EXERCISE DETAILS
Please transcribe the records precisely; pictures stay out of your copy.

╭──

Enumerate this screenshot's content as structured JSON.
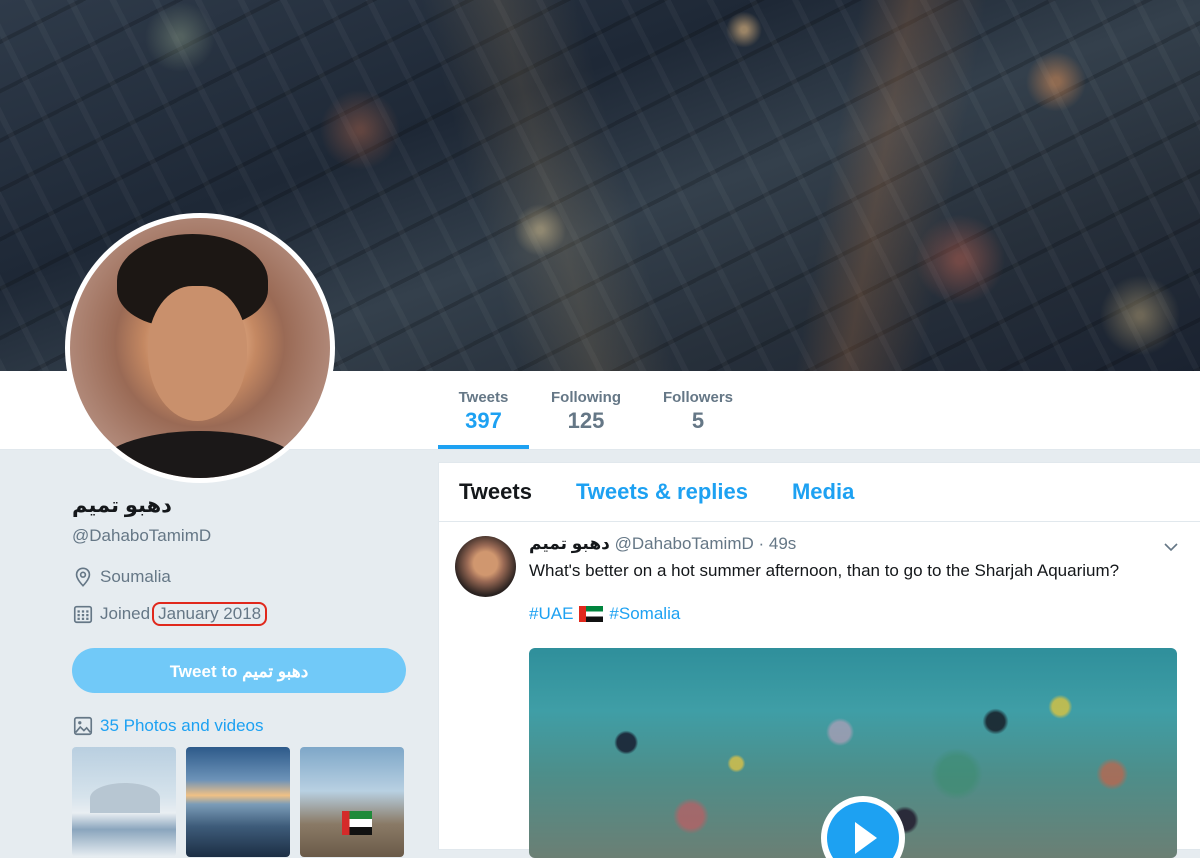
{
  "profile": {
    "name": "دهبو تميم",
    "handle": "@DahaboTamimD",
    "location": "Soumalia",
    "joined_prefix": "Joined",
    "joined_date": "January 2018",
    "tweet_to_label": "Tweet to دهبو تميم",
    "photos_label": "35 Photos and videos"
  },
  "stats": [
    {
      "label": "Tweets",
      "value": "397",
      "active": true
    },
    {
      "label": "Following",
      "value": "125",
      "active": false
    },
    {
      "label": "Followers",
      "value": "5",
      "active": false
    }
  ],
  "timeline": {
    "tabs": [
      {
        "label": "Tweets",
        "active": true
      },
      {
        "label": "Tweets & replies",
        "active": false
      },
      {
        "label": "Media",
        "active": false
      }
    ],
    "tweet": {
      "name": "دهبو تميم",
      "handle": "@DahaboTamimD",
      "time": "· 49s",
      "text": "What's better on a hot summer afternoon, than to go to the Sharjah Aquarium?",
      "hashtag1": "#UAE",
      "hashtag2": "#Somalia"
    }
  },
  "icons": {
    "location": "location-pin-icon",
    "calendar": "calendar-icon",
    "photos": "image-icon",
    "chevron": "chevron-down-icon",
    "play": "play-icon",
    "flag": "uae-flag-icon"
  },
  "colors": {
    "accent": "#1da1f2",
    "tweet_button": "#71c9f8",
    "highlight_annotation": "#e0281c"
  }
}
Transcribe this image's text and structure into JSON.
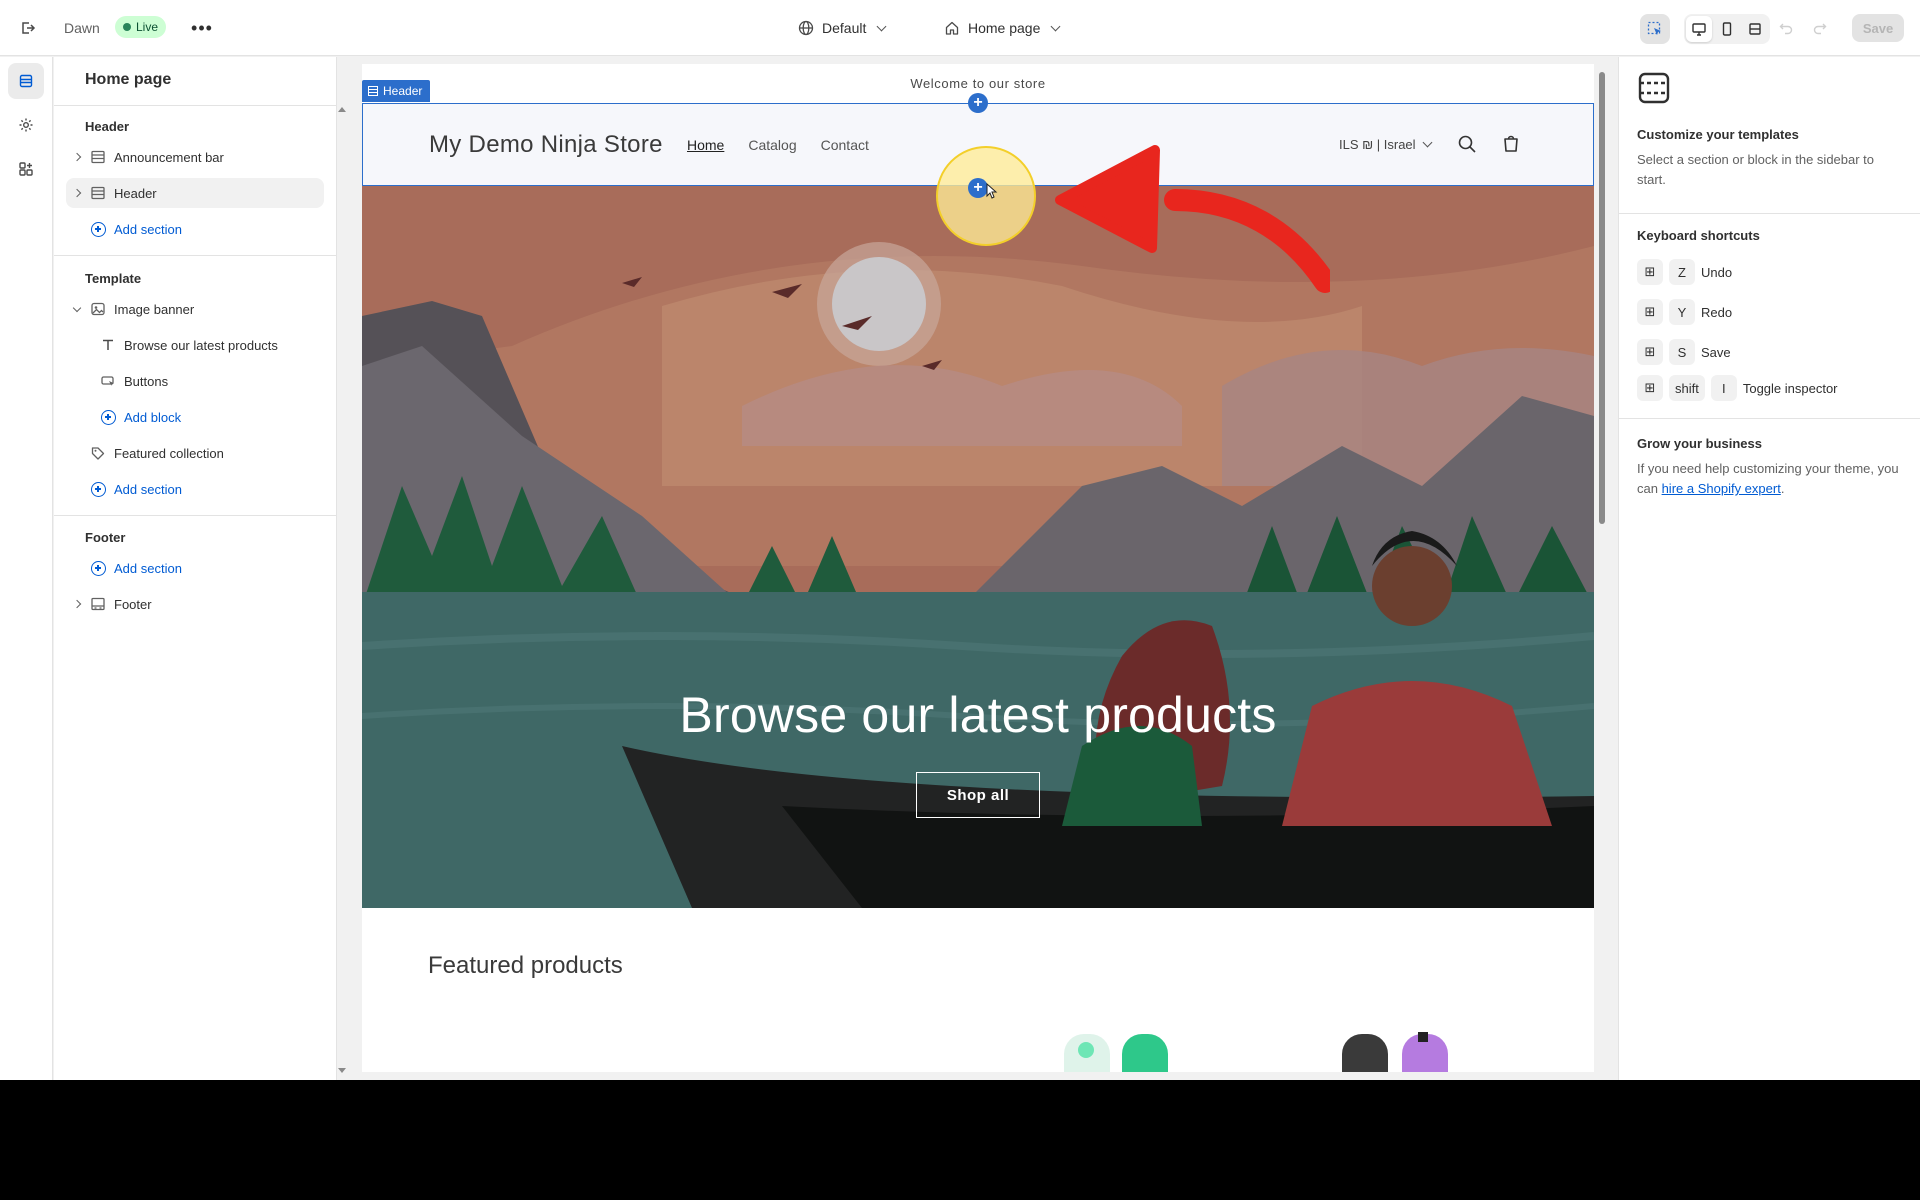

╰──

WRITTEN ANSWER
Enumerate this screenshot's content as structured JSON.
{
  "profile": {
    "name": "دهبو تميم",
    "handle": "@DahaboTamimD",
    "location": "Soumalia",
    "joined_prefix": "Joined",
    "joined_date": "January 2018",
    "tweet_to_label": "Tweet to دهبو تميم",
    "photos_label": "35 Photos and videos"
  },
  "stats": [
    {
      "label": "Tweets",
      "value": "397",
      "active": true
    },
    {
      "label": "Following",
      "value": "125",
      "active": false
    },
    {
      "label": "Followers",
      "value": "5",
      "active": false
    }
  ],
  "timeline": {
    "tabs": [
      {
        "label": "Tweets",
        "active": true
      },
      {
        "label": "Tweets & replies",
        "active": false
      },
      {
        "label": "Media",
        "active": false
      }
    ],
    "tweet": {
      "name": "دهبو تميم",
      "handle": "@DahaboTamimD",
      "time": "· 49s",
      "text": "What's better on a hot summer afternoon, than to go to the Sharjah Aquarium?",
      "hashtag1": "#UAE",
      "hashtag2": "#Somalia"
    }
  },
  "icons": {
    "location": "location-pin-icon",
    "calendar": "calendar-icon",
    "photos": "image-icon",
    "chevron": "chevron-down-icon",
    "play": "play-icon",
    "flag": "uae-flag-icon"
  },
  "colors": {
    "accent": "#1da1f2",
    "tweet_button": "#71c9f8",
    "highlight_annotation": "#e0281c"
  }
}
Transcribe this image's text and structure into JSON.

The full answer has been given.